--- begin Record extracts ---
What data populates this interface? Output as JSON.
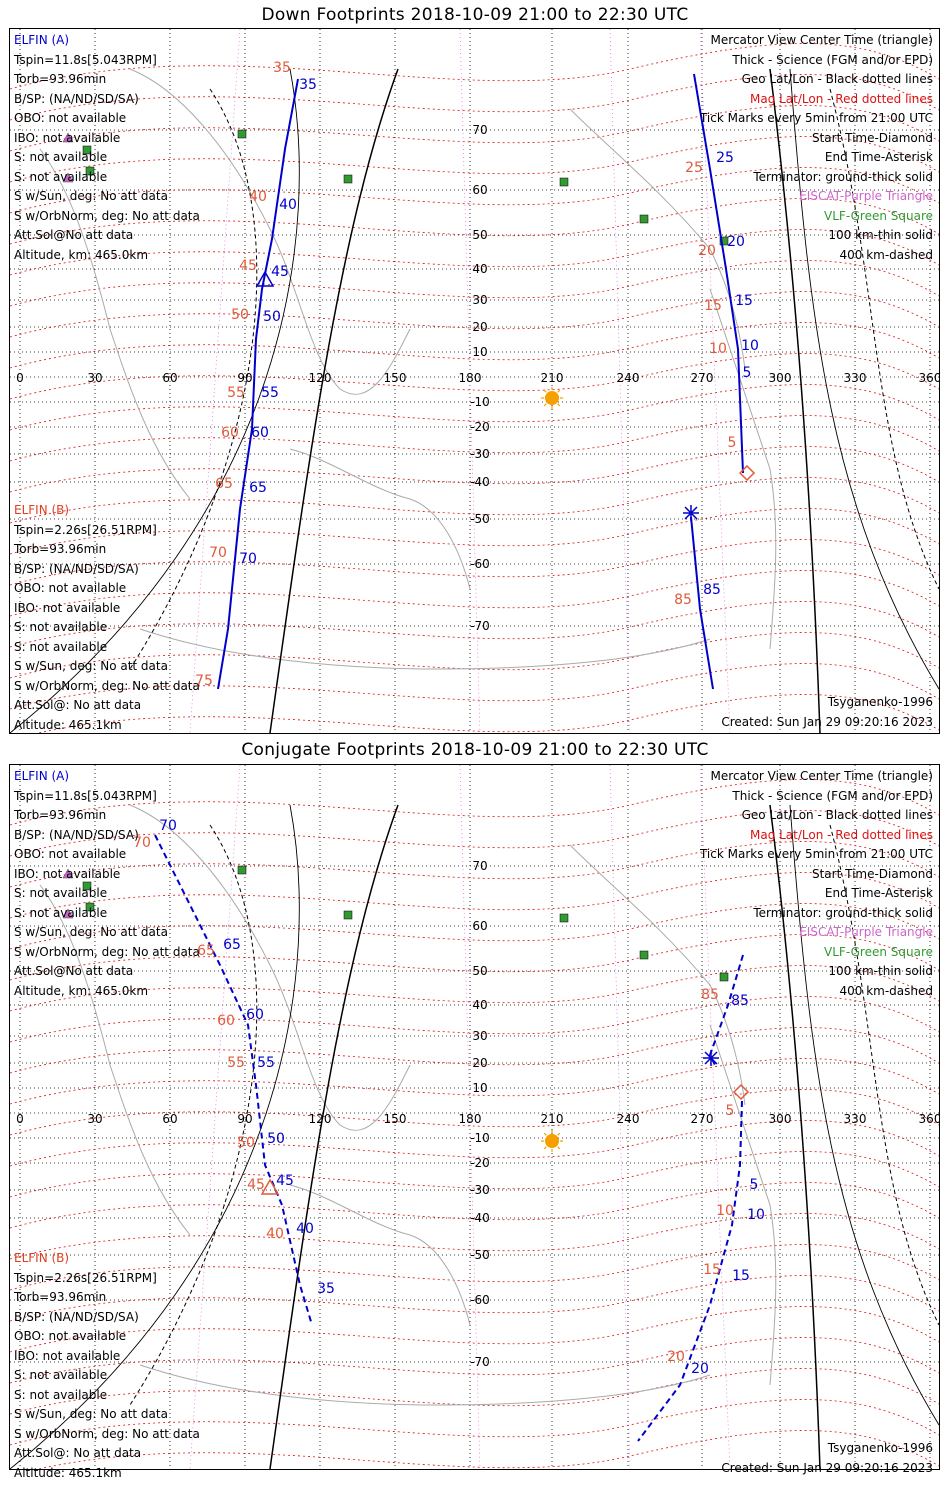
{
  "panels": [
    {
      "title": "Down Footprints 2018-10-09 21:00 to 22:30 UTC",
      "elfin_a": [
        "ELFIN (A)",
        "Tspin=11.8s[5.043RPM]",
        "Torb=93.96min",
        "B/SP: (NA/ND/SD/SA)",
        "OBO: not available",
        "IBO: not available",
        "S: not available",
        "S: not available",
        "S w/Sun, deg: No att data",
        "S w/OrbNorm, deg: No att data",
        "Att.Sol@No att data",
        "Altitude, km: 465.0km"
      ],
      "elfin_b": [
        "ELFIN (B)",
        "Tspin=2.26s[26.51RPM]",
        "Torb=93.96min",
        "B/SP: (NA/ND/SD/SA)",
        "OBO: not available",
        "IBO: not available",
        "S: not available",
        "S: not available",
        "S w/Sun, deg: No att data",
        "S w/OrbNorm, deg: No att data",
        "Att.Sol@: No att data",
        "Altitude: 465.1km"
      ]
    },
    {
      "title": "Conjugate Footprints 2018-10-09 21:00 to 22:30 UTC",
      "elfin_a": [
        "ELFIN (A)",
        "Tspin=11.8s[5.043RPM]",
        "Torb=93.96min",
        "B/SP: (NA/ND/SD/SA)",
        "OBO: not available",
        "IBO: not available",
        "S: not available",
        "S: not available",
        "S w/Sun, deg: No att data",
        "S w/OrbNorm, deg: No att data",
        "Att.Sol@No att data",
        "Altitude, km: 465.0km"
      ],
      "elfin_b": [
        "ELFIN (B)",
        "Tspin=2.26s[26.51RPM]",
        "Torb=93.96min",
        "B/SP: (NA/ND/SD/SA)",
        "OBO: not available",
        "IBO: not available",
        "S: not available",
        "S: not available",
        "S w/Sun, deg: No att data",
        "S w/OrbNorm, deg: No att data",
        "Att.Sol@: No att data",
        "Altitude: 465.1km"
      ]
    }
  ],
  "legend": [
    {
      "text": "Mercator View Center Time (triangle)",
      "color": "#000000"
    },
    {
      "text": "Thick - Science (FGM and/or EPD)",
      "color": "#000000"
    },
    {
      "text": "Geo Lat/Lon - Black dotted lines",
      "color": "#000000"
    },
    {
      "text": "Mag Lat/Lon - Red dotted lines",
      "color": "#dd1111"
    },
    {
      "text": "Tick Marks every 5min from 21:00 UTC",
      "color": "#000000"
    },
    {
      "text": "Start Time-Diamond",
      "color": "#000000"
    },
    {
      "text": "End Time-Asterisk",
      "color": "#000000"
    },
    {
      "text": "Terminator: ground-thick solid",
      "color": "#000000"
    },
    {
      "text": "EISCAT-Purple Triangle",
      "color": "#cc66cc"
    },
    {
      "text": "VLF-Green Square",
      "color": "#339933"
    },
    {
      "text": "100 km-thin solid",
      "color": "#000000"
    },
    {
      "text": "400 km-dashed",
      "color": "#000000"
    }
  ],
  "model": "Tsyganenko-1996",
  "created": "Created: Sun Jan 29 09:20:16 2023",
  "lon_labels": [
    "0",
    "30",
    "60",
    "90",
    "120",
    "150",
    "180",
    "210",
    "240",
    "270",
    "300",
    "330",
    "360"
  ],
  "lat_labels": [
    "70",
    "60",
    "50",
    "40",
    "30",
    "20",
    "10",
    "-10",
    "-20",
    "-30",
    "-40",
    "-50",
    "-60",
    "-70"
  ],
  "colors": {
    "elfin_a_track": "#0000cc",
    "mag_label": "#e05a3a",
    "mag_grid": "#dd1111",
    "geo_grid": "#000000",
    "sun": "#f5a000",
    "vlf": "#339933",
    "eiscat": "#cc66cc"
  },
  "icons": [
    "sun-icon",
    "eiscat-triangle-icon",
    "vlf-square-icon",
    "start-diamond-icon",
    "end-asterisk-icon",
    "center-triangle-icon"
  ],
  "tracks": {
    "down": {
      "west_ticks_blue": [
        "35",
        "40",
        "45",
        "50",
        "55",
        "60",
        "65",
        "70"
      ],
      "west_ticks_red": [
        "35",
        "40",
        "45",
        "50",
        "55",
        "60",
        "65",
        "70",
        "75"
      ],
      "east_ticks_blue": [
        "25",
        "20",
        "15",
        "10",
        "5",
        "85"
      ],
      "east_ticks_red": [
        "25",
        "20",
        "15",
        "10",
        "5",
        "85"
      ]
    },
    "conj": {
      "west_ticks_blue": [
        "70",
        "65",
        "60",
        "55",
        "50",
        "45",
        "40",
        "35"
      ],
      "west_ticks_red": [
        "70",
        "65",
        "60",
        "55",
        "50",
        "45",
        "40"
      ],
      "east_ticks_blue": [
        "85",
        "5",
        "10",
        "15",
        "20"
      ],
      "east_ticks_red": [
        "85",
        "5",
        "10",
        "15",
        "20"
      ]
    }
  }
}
--- end Record extracts ---
## Your instructions:
Repeat the data exactly in full, omitting its pictures.

## Written reply:
What data populates this interface? Output as JSON.
{
  "panels": [
    {
      "title": "Down Footprints 2018-10-09 21:00 to 22:30 UTC",
      "elfin_a": [
        "ELFIN (A)",
        "Tspin=11.8s[5.043RPM]",
        "Torb=93.96min",
        "B/SP: (NA/ND/SD/SA)",
        "OBO: not available",
        "IBO: not available",
        "S: not available",
        "S: not available",
        "S w/Sun, deg: No att data",
        "S w/OrbNorm, deg: No att data",
        "Att.Sol@No att data",
        "Altitude, km: 465.0km"
      ],
      "elfin_b": [
        "ELFIN (B)",
        "Tspin=2.26s[26.51RPM]",
        "Torb=93.96min",
        "B/SP: (NA/ND/SD/SA)",
        "OBO: not available",
        "IBO: not available",
        "S: not available",
        "S: not available",
        "S w/Sun, deg: No att data",
        "S w/OrbNorm, deg: No att data",
        "Att.Sol@: No att data",
        "Altitude: 465.1km"
      ]
    },
    {
      "title": "Conjugate Footprints 2018-10-09 21:00 to 22:30 UTC",
      "elfin_a": [
        "ELFIN (A)",
        "Tspin=11.8s[5.043RPM]",
        "Torb=93.96min",
        "B/SP: (NA/ND/SD/SA)",
        "OBO: not available",
        "IBO: not available",
        "S: not available",
        "S: not available",
        "S w/Sun, deg: No att data",
        "S w/OrbNorm, deg: No att data",
        "Att.Sol@No att data",
        "Altitude, km: 465.0km"
      ],
      "elfin_b": [
        "ELFIN (B)",
        "Tspin=2.26s[26.51RPM]",
        "Torb=93.96min",
        "B/SP: (NA/ND/SD/SA)",
        "OBO: not available",
        "IBO: not available",
        "S: not available",
        "S: not available",
        "S w/Sun, deg: No att data",
        "S w/OrbNorm, deg: No att data",
        "Att.Sol@: No att data",
        "Altitude: 465.1km"
      ]
    }
  ],
  "legend": [
    {
      "text": "Mercator View Center Time (triangle)",
      "color": "#000000"
    },
    {
      "text": "Thick - Science (FGM and/or EPD)",
      "color": "#000000"
    },
    {
      "text": "Geo Lat/Lon - Black dotted lines",
      "color": "#000000"
    },
    {
      "text": "Mag Lat/Lon - Red dotted lines",
      "color": "#dd1111"
    },
    {
      "text": "Tick Marks every 5min from 21:00 UTC",
      "color": "#000000"
    },
    {
      "text": "Start Time-Diamond",
      "color": "#000000"
    },
    {
      "text": "End Time-Asterisk",
      "color": "#000000"
    },
    {
      "text": "Terminator: ground-thick solid",
      "color": "#000000"
    },
    {
      "text": "EISCAT-Purple Triangle",
      "color": "#cc66cc"
    },
    {
      "text": "VLF-Green Square",
      "color": "#339933"
    },
    {
      "text": "100 km-thin solid",
      "color": "#000000"
    },
    {
      "text": "400 km-dashed",
      "color": "#000000"
    }
  ],
  "model": "Tsyganenko-1996",
  "created": "Created: Sun Jan 29 09:20:16 2023",
  "lon_labels": [
    "0",
    "30",
    "60",
    "90",
    "120",
    "150",
    "180",
    "210",
    "240",
    "270",
    "300",
    "330",
    "360"
  ],
  "lat_labels": [
    "70",
    "60",
    "50",
    "40",
    "30",
    "20",
    "10",
    "-10",
    "-20",
    "-30",
    "-40",
    "-50",
    "-60",
    "-70"
  ],
  "colors": {
    "elfin_a_track": "#0000cc",
    "mag_label": "#e05a3a",
    "mag_grid": "#dd1111",
    "geo_grid": "#000000",
    "sun": "#f5a000",
    "vlf": "#339933",
    "eiscat": "#cc66cc"
  },
  "icons": [
    "sun-icon",
    "eiscat-triangle-icon",
    "vlf-square-icon",
    "start-diamond-icon",
    "end-asterisk-icon",
    "center-triangle-icon"
  ],
  "tracks": {
    "down": {
      "west_ticks_blue": [
        "35",
        "40",
        "45",
        "50",
        "55",
        "60",
        "65",
        "70"
      ],
      "west_ticks_red": [
        "35",
        "40",
        "45",
        "50",
        "55",
        "60",
        "65",
        "70",
        "75"
      ],
      "east_ticks_blue": [
        "25",
        "20",
        "15",
        "10",
        "5",
        "85"
      ],
      "east_ticks_red": [
        "25",
        "20",
        "15",
        "10",
        "5",
        "85"
      ]
    },
    "conj": {
      "west_ticks_blue": [
        "70",
        "65",
        "60",
        "55",
        "50",
        "45",
        "40",
        "35"
      ],
      "west_ticks_red": [
        "70",
        "65",
        "60",
        "55",
        "50",
        "45",
        "40"
      ],
      "east_ticks_blue": [
        "85",
        "5",
        "10",
        "15",
        "20"
      ],
      "east_ticks_red": [
        "85",
        "5",
        "10",
        "15",
        "20"
      ]
    }
  }
}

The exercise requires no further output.